=== Exercise materials ===
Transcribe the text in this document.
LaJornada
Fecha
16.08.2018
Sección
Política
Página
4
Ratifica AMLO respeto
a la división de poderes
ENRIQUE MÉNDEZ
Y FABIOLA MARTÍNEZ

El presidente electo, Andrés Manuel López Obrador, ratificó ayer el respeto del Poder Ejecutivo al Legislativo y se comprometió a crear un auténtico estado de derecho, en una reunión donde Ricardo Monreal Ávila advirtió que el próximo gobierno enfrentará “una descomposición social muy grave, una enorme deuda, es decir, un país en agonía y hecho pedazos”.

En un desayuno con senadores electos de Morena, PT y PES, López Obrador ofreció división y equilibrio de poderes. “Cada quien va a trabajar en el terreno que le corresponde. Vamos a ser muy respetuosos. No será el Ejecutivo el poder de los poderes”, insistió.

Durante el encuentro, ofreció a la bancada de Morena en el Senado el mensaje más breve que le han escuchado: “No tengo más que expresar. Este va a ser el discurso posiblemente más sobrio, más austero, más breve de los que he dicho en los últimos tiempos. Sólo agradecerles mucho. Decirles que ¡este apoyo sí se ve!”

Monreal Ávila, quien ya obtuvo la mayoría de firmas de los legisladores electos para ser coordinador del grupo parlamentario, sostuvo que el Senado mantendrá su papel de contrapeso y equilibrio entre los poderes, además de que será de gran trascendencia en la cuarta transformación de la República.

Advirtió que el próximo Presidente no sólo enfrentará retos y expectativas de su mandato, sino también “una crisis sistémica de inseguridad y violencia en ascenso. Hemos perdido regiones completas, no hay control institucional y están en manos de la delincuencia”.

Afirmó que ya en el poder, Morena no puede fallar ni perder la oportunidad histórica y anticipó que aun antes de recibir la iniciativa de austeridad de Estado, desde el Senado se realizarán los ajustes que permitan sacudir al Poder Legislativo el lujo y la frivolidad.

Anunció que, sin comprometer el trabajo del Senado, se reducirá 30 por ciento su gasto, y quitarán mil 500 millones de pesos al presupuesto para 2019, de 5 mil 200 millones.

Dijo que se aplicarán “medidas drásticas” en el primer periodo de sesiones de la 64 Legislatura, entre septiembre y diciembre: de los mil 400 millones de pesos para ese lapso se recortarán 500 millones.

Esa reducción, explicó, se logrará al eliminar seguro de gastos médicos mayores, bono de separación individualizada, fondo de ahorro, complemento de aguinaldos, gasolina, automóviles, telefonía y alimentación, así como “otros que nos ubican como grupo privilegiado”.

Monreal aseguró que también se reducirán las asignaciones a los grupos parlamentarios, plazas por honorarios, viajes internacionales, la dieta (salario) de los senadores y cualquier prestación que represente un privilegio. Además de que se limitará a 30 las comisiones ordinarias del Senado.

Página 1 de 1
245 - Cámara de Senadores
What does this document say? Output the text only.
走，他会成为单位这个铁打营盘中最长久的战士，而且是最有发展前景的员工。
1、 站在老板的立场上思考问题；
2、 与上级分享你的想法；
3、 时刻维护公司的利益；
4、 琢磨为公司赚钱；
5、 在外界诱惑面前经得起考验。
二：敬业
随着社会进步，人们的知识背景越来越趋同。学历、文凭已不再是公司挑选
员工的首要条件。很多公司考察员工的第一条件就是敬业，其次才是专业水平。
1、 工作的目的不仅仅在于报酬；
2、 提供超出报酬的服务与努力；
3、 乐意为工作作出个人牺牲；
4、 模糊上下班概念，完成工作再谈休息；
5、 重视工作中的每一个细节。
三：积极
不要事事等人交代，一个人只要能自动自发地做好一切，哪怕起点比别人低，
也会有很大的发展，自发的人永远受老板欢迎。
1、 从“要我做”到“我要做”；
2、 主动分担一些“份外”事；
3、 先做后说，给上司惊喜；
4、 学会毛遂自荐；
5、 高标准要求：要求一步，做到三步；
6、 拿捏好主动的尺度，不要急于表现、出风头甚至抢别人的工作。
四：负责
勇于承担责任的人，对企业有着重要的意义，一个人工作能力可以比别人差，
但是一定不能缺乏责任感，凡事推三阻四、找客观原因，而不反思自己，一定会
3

=== Job ===
Repeat all of the records above exactly as they appear.

=== Task output ===
Transcribe the text in this document.
LaJornada
Fecha
16.08.2018
Sección
Política
Página
4
Ratifica AMLO respeto
a la división de poderes
ENRIQUE MÉNDEZ
Y FABIOLA MARTÍNEZ

El presidente electo, Andrés Manuel López Obrador, ratificó ayer el respeto del Poder Ejecutivo al Legislativo y se comprometió a crear un auténtico estado de derecho, en una reunión donde Ricardo Monreal Ávila advirtió que el próximo gobierno enfrentará “una descomposición social muy grave, una enorme deuda, es decir, un país en agonía y hecho pedazos”.

En un desayuno con senadores electos de Morena, PT y PES, López Obrador ofreció división y equilibrio de poderes. “Cada quien va a trabajar en el terreno que le corresponde. Vamos a ser muy respetuosos. No será el Ejecutivo el poder de los poderes”, insistió.

Durante el encuentro, ofreció a la bancada de Morena en el Senado el mensaje más breve que le han escuchado: “No tengo más que expresar. Este va a ser el discurso posiblemente más sobrio, más austero, más breve de los que he dicho en los últimos tiempos. Sólo agradecerles mucho. Decirles que ¡este apoyo sí se ve!”

Monreal Ávila, quien ya obtuvo la mayoría de firmas de los legisladores electos para ser coordinador del grupo parlamentario, sostuvo que el Senado mantendrá su papel de contrapeso y equilibrio entre los poderes, además de que será de gran trascendencia en la cuarta transformación de la República.

Advirtió que el próximo Presidente no sólo enfrentará retos y expectativas de su mandato, sino también “una crisis sistémica de inseguridad y violencia en ascenso. Hemos perdido regiones completas, no hay control institucional y están en manos de la delincuencia”.

Afirmó que ya en el poder, Morena no puede fallar ni perder la oportunidad histórica y anticipó que aun antes de recibir la iniciativa de austeridad de Estado, desde el Senado se realizarán los ajustes que permitan sacudir al Poder Legislativo el lujo y la frivolidad.

Anunció que, sin comprometer el trabajo del Senado, se reducirá 30 por ciento su gasto, y quitarán mil 500 millones de pesos al presupuesto para 2019, de 5 mil 200 millones.

Dijo que se aplicarán “medidas drásticas” en el primer periodo de sesiones de la 64 Legislatura, entre septiembre y diciembre: de los mil 400 millones de pesos para ese lapso se recortarán 500 millones.

Esa reducción, explicó, se logrará al eliminar seguro de gastos médicos mayores, bono de separación individualizada, fondo de ahorro, complemento de aguinaldos, gasolina, automóviles, telefonía y alimentación, así como “otros que nos ubican como grupo privilegiado”.

Monreal aseguró que también se reducirán las asignaciones a los grupos parlamentarios, plazas por honorarios, viajes internacionales, la dieta (salario) de los senadores y cualquier prestación que represente un privilegio. Además de que se limitará a 30 las comisiones ordinarias del Senado.

Página 1 de 1
245 - Cámara de Senadores
What does this document say? Output the text only.
走，他会成为单位这个铁打营盘中最长久的战士，而且是最有发展前景的员工。
1、 站在老板的立场上思考问题；
2、 与上级分享你的想法；
3、 时刻维护公司的利益；
4、 琢磨为公司赚钱；
5、 在外界诱惑面前经得起考验。
二：敬业
随着社会进步，人们的知识背景越来越趋同。学历、文凭已不再是公司挑选
员工的首要条件。很多公司考察员工的第一条件就是敬业，其次才是专业水平。
1、 工作的目的不仅仅在于报酬；
2、 提供超出报酬的服务与努力；
3、 乐意为工作作出个人牺牲；
4、 模糊上下班概念，完成工作再谈休息；
5、 重视工作中的每一个细节。
三：积极
不要事事等人交代，一个人只要能自动自发地做好一切，哪怕起点比别人低，
也会有很大的发展，自发的人永远受老板欢迎。
1、 从“要我做”到“我要做”；
2、 主动分担一些“份外”事；
3、 先做后说，给上司惊喜；
4、 学会毛遂自荐；
5、 高标准要求：要求一步，做到三步；
6、 拿捏好主动的尺度，不要急于表现、出风头甚至抢别人的工作。
四：负责
勇于承担责任的人，对企业有着重要的意义，一个人工作能力可以比别人差，
但是一定不能缺乏责任感，凡事推三阻四、找客观原因，而不反思自己，一定会
3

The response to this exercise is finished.